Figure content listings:
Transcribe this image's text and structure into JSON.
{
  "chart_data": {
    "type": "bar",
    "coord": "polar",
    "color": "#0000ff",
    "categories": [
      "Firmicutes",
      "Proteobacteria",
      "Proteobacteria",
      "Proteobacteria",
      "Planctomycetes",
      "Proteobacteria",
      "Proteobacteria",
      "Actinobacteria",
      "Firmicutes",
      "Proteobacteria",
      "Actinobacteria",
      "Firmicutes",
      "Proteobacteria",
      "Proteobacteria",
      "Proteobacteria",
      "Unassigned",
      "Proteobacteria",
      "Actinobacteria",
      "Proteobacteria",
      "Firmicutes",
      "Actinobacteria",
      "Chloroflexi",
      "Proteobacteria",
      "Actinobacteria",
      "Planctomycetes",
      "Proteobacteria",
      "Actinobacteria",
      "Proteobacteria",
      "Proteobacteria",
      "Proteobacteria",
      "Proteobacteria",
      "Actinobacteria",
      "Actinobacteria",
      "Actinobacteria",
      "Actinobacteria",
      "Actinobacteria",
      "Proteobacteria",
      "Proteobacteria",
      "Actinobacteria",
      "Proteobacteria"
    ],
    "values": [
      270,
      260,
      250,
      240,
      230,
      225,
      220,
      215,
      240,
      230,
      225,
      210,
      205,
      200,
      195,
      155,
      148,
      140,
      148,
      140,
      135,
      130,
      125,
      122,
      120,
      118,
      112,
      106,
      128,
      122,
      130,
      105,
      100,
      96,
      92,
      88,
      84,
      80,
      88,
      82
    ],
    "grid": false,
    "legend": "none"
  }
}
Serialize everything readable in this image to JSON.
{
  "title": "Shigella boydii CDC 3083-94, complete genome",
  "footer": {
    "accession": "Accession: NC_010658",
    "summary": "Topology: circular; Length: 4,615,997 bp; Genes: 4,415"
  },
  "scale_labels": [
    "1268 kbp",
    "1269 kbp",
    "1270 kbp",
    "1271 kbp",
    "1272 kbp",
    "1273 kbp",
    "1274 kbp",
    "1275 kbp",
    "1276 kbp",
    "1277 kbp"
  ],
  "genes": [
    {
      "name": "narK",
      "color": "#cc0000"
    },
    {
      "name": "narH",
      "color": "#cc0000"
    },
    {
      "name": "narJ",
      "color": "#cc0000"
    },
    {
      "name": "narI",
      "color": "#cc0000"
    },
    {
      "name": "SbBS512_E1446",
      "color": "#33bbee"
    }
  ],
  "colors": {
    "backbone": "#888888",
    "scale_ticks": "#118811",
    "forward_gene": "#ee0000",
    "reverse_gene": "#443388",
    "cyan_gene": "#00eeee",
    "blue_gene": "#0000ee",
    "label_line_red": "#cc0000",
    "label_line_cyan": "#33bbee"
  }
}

*EXERCISE INSTRUCTIONS*. A copy of each line in the data above that holds the string "this" is needed.

*ANSWER TO THE EXERCISE*.
Transcribe this image's text and structure into JSON.
Serialize everything readable in this image to JSON.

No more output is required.